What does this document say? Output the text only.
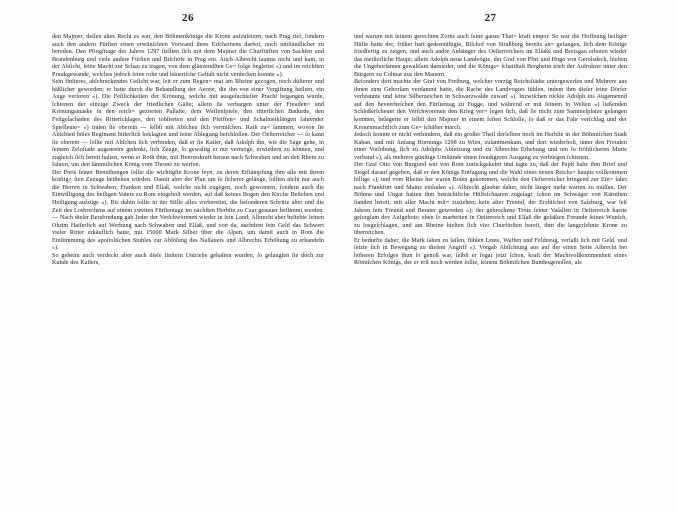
26

den Majmer, deſſen altes Recht es war, den Böhmenkönige die Krone aufzuſetzen, nach Prag rief, ſondern auch den andern Fürſten einen erwünſchten Vorwand ihres Erſcheinens darbot, noch umſtändlicher zu bereden. Den Pfingſttage des Jahres 1297 ſtellten ſich mit dem Majmer die Churfürſten von Sachſen und Brandenburg und viele andere Fürſten und Biſchöfe in Prag ein. Auch Albrecht ſaumte nicht und kam, in der Abſicht, ſeine Macht zur Schau zu tragen, von dem glänzendſten Ge= folge begleitet «) und im reichſten Pruukgewande, welches jedoch ſeine rohe und bäueriſche Geſtalt nicht verdecken konnte «).

Sein finſteres, abſchreckendes Geſicht war, ſeit er zum Regen= mat am Rheine gezogen, noch düſterer und häßlicher geworden; er hatte durch die Behandlung der Aerzte, die ihn von einer Vergiftung heilten, ein Auge verloren «). Die Feſtlichkeiten der Krönung, welche mit ausgeſuchteſter Pracht begangen wurde, ſchienen der einzige Zweck der friedlichen Gäſte; allein ſie verbargen unter der Freuden= und Krönungsmaske in den reich= gezierten Pallaſte, dem Waffenſpiele, den ritterlichen Badurde, den Feſtgelachaden des Ritterſchlages, den tobſierten und den Pfeiffen= und Schalmeiklängen fahrender Spielleute= «) traten ſie oberein — ſelbſt mit Abſcheu ſich vermiſchen. Rath zu= ſammen, wovon ſie Abſchied böſes Regiment bitterlich beklagten und ſeine Ablegung beſchloſſen. Der Oeſterreicher — ſo kann ſie oberein — ſollte mit Abſcheu ſich verbinden, daß er ſie Kaiſer, daß Adolph ihn, wie die Sage gehe, in ſeinem Zeloſiade augenreim gedenkt, ſich Zeuge, ſo gewaltig er nur vermöge, erwiedern zu können, und zugleich ſich bereit halten, wenn er Roth thue, mit Heerreskraft heraus nach Schwaben und an den Rhein zu fahren, um den ſämmtlichen König vom Throne zu werfen.

Der Preis ſeiner Bemühungen ſollte die wichtigſte Krone ſeyn, zu deren Erſtämpfung ihm alle mit ihrem kräftig= ſten Zuzuge beiſtehen würden. Damit aber der Plan um ſo ſicherer gelänge, ſollten nicht nur auch die Herren in Schwaben, Franken und Elſaß, welche nicht zugegen, noch gewonnen, ſondern auch die Einwilligung des heiligen Vaters zu Rom eingeholt werden, auf daß keines Bogen den Kirche Beſtehen und Heiligung aufzüge «). Bis dahin ſollte in der Stille alles vorbereitet, die beſonderen Schritte aber und die Zeit des Losbrechens auf einem zweiten Fürſtentage im nächſten Herbſte zu Czar genauer beſtimmt werden. — Nach dieſer Berabredung gab Jeder der Verſchworenen wieder in ſein Land; Albrecht aber beſtebte ſeinen Ohrim Haiſerlich auf Werbung nach Schwaben und Elſaß, und von da, nachdem ſein Geld das Schwert vieler Ritter erkäuflich hatte, mit 15000 Mark Silber über die Alpen, um damit auch in Rom die Einſtimmung des apoſtoliſchen Stuhles zur Ablöſung des Naſſauers und Albrechts Erhöhung zu erhandeln «).

So geheim auch verdeckt aber auch dieſe finſtern Untriebe gehalten wurden, ſo gelangten ſie doch zur Kunde des Kaiſers,

27

und warum mit ſeinem gerechten Zorns auch ſeine ganze That= kraft empor. So war die Hoffnung heiliger Hülfe hatte der, früher hart gedemüthigte, Biſchof von Straßburg bereits an= gefangen, ſich dem Könige friedfertig zu zeigen, und auch andre Anhänger des Oeſterreichers im Elſaße und Breisgau erboten wieder das meiſterliche Haupt; allein Adolph neue Landvögte, der Graf von Pfirt und Hugo von Gerolsdeck, hielten die Ungehorſamen gewaltſam darnieder, und die Königs= ſchattſtaſt Bergheim trieb der Aufruhrer unter den Bürgern zu Colmar aus den Mauern.

Beſonders dort machte der Graf von Freiburg, welcher vorzüg Reichsſtädte untergewerſen und Mehrere aus ihnen zum Gehorſam verdammt hatte, die Rache des Landvogtes fühlen, indem ihm dieſer ſeine Dörfer verbrannte und ſeine Silberzeichen in Schwarzwalde zuwarf «). Inzwiſchen rückte Adolph ins Augemennd auf den beveerbeſchen den Fürſtentag zu Fugge, und während er mit ſeinem in Weſten «) ließenden Schloßerſcheuer den Verſchworenen den Krieg ver= legen ſich, daß ſie nicht zum Sammelplatze gelangen konnten, belagerte er ſelbſt den Majmer in einem feſten Schloſſe, ſo daß er das Fahr verſchlag und der Kronenmachtlich zum Ge= ſchäfter march.

Jedoch konnte er nicht verhindern, daß ein großer Theil derſelben noch im Herbſte in der Böhmiſchen Stadt Kaban, und mit Anfang Hornungs 1298 zu Wien, zuſammenkam, und dort wiederholt, unter den Freuden einer Vorlobung, ſich zu Adolphs Abſetzung und zu Albrechts Erhebung und um ſo fröhlicheren Mutte verband «), als mehrere günſtige Umſtände einen freudigeren Ausgang zu verbürgen ſchienen.

Der Graf Otto von Burgund war von Rom zurückgekehrt und ſagte zu, daß der Papſt habe ihm Brief und Siegel darauf gegeben, daß er den Königs Entfagung und die Wahl eines neuen Reichs= haupts vollkommen billige «), und vom Rheine her waren Boten gekommen, welche den Oeſterreicher bringend zur Ein= fahrt nach Frankfurt und Mainz einluden «). Albrecht glaubte daher, nicht länger mehr warten zu müſſen. Der Böhme und Ungar hatten ihm beträchtliche Hülfsſchaaren zugeſagt; ſchon im Schwäger von Kärnthen ſtanden bereit, mit aller Macht mit= zuziehen; kein alter Freund, der Erzbiſchof von Salzburg, war ſeit Jahren ſein Freund und Berater geworden «); der gebrochene Trotz ſeiner Vaſallen in Oeſterreich harrte geſorgſam dev Aufgebots; eben ſo marbeiten in Oeſterreich und Elſaß die gefaßten Freunde ſeines Wunſch, zu losgeſchlagen, und am Rheine hielten ſich vier Churfürſten bereit, ihm die langerſehnte Krone zu überreichen.

Er bedurfte daher, die Mark ſahen zu laſſen, fühlen Leute, Waffen und Feldzeug, verlaßt ſich mit Geld, und ſetzte ſich in Bewegung zu dieſem Angriff «). Vorgab Abſichtung aus auf der einen Seite Albrecht bei höheren Erfolges thun ſo genoß war, ſelbſt er ſogar jetzt ſchon, kraft der Machtvollkommenheit eines Römiſchen Königs, der er erſt noch werden ſollte, ſeinem Böhmiſchen Bundesgenoſſen, als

# The problem
Go through the records. Copy each line where "werden" appears.

# Worked solution
Der Preis ſeiner Bemühungen ſollte die wichtigſte Krone ſeyn, zu deren Erſtämpfung ihm alle mit ihrem kräftig= ſten Zuzuge beiſtehen würden. Damit aber der Plan um ſo ſicherer gelänge, ſollten nicht nur auch die Herren in Schwaben, Franken und Elſaß, welche nicht zugegen, noch gewonnen, ſondern auch die Einwilligung des heiligen Vaters zu Rom eingeholt werden, auf daß keines Bogen den Kirche Beſtehen und Heiligung aufzüge «). Bis dahin ſollte in der Stille alles vorbereitet, die beſonderen Schritte aber und die Zeit des Losbrechens auf einem zweiten Fürſtentage im nächſten Herbſte zu Czar genauer beſtimmt werden. — Nach dieſer Berabredung gab Jeder der Verſchworenen wieder in ſein Land; Albrecht aber beſtebte ſeinen Ohrim Haiſerlich auf Werbung nach Schwaben und Elſaß, und von da, nachdem ſein Geld das Schwert vieler Ritter erkäuflich hatte, mit 15000 Mark Silber über die Alpen, um damit auch in Rom die Einſtimmung des apoſtoliſchen Stuhles zur Ablöſung des Naſſauers und Albrechts Erhöhung zu erhandeln «).
Er bedurfte daher, die Mark ſahen zu laſſen, fühlen Leute, Waffen und Feldzeug, verlaßt ſich mit Geld, und ſetzte ſich in Bewegung zu dieſem Angriff «). Vorgab Abſichtung aus auf der einen Seite Albrecht bei höheren Erfolges thun ſo genoß war, ſelbſt er ſogar jetzt ſchon, kraft der Machtvollkommenheit eines Römiſchen Königs, der er erſt noch werden ſollte, ſeinem Böhmiſchen Bundesgenoſſen, als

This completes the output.